TEXT SHOWN:
####
FIELD OF THE INVENTION AND RELATED ART

The present invention relates to a developing device for use with an image forming apparatus such as an electrophotographic copying machine or a laser beam printer.

As the developing device used in a conventional image forming apparatus, there is a magnetic brush developing device of a two-component developing type using a developing sleeve. In such a developing device, in order to meet a demand for speed-up of the copying machine, by using a multi-stage magnetic brush developing method as described in Japanese Laid-Open Patent Application (JP-A) 2004-21125, a peripheral speed of the developing device and the developing sleeve is increased. In the multi-stage magnetic brush developing method, even when the peripheral speed of the developing device and the developing sleeve is increased, development can be effected by a portion developing sleeves and therefore a necessary developing time can be ensured, so that suitable image formation can be effected.
####
RECORDED INFORMATION:
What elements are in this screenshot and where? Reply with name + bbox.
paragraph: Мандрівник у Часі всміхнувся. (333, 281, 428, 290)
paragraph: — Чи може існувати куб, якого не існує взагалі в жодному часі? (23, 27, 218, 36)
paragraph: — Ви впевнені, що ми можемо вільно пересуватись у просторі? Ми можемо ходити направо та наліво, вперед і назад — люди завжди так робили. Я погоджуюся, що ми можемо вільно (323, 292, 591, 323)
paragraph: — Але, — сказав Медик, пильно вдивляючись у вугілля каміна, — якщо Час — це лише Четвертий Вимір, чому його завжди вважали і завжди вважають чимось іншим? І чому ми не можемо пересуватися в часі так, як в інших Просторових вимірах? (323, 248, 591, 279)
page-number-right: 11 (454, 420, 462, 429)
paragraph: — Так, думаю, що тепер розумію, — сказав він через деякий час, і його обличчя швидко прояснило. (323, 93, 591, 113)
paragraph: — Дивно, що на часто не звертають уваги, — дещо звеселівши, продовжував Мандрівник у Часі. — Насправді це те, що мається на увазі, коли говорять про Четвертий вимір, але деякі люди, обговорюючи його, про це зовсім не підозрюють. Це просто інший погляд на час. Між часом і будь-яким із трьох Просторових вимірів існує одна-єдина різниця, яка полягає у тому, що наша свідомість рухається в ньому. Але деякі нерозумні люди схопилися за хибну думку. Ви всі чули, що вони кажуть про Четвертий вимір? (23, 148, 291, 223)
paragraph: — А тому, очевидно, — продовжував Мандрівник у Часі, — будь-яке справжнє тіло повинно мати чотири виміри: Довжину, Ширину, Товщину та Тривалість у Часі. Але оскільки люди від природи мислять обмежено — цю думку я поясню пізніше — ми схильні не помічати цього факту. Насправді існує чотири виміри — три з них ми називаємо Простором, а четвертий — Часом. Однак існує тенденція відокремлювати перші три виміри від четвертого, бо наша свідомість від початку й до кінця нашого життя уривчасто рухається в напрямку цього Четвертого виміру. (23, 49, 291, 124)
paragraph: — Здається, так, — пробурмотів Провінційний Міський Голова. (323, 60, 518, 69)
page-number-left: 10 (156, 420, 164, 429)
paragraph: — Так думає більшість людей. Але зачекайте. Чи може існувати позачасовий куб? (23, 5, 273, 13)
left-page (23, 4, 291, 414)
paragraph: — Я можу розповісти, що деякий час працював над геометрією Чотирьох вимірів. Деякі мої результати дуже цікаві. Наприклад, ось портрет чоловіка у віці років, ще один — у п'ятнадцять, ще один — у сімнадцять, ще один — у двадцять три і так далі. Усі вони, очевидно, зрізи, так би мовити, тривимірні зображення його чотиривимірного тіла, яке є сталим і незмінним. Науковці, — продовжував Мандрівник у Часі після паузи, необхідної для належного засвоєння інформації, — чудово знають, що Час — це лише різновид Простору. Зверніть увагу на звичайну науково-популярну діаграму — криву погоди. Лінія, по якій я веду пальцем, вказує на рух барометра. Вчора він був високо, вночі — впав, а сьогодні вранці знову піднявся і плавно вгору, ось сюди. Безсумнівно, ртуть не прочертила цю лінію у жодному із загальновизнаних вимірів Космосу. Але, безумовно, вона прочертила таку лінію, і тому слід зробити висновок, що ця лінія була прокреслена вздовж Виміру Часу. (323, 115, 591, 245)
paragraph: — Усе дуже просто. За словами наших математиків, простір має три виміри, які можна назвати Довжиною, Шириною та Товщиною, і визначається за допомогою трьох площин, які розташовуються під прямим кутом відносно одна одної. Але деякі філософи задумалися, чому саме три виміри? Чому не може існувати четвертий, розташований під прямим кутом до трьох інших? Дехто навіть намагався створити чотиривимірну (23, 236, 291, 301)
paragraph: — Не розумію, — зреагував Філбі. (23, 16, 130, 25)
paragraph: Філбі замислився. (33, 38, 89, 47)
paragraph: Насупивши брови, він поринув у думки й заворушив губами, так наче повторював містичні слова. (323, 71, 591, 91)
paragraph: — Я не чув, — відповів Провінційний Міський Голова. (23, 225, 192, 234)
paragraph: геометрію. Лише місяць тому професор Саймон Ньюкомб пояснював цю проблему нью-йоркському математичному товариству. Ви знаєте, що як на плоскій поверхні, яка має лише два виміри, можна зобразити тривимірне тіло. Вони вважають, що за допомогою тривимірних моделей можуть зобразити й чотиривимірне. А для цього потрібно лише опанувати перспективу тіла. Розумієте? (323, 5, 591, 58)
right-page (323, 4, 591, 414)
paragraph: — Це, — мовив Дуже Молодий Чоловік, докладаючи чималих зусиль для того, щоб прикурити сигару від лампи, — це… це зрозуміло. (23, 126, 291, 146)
####
Extract the portion of the text on developing devices from "As the developing" to "can be effected.", copying it word for word.

TASK ANSWER:
As the developing device used in a conventional image forming apparatus, there is a magnetic brush developing device of a two-component developing type using a developing sleeve. In such a developing device, in order to meet a demand for speed-up of the copying machine, by using a multi-stage magnetic brush developing method as described in Japanese Laid-Open Patent Application (JP-A) 2004-21125, a peripheral speed of the developing device and the developing sleeve is increased. In the multi-stage magnetic brush developing method, even when the peripheral speed of the developing device and the developing sleeve is increased, development can be effected by a portion developing sleeves and therefore a necessary developing time can be ensured, so that suitable image formation can be effected.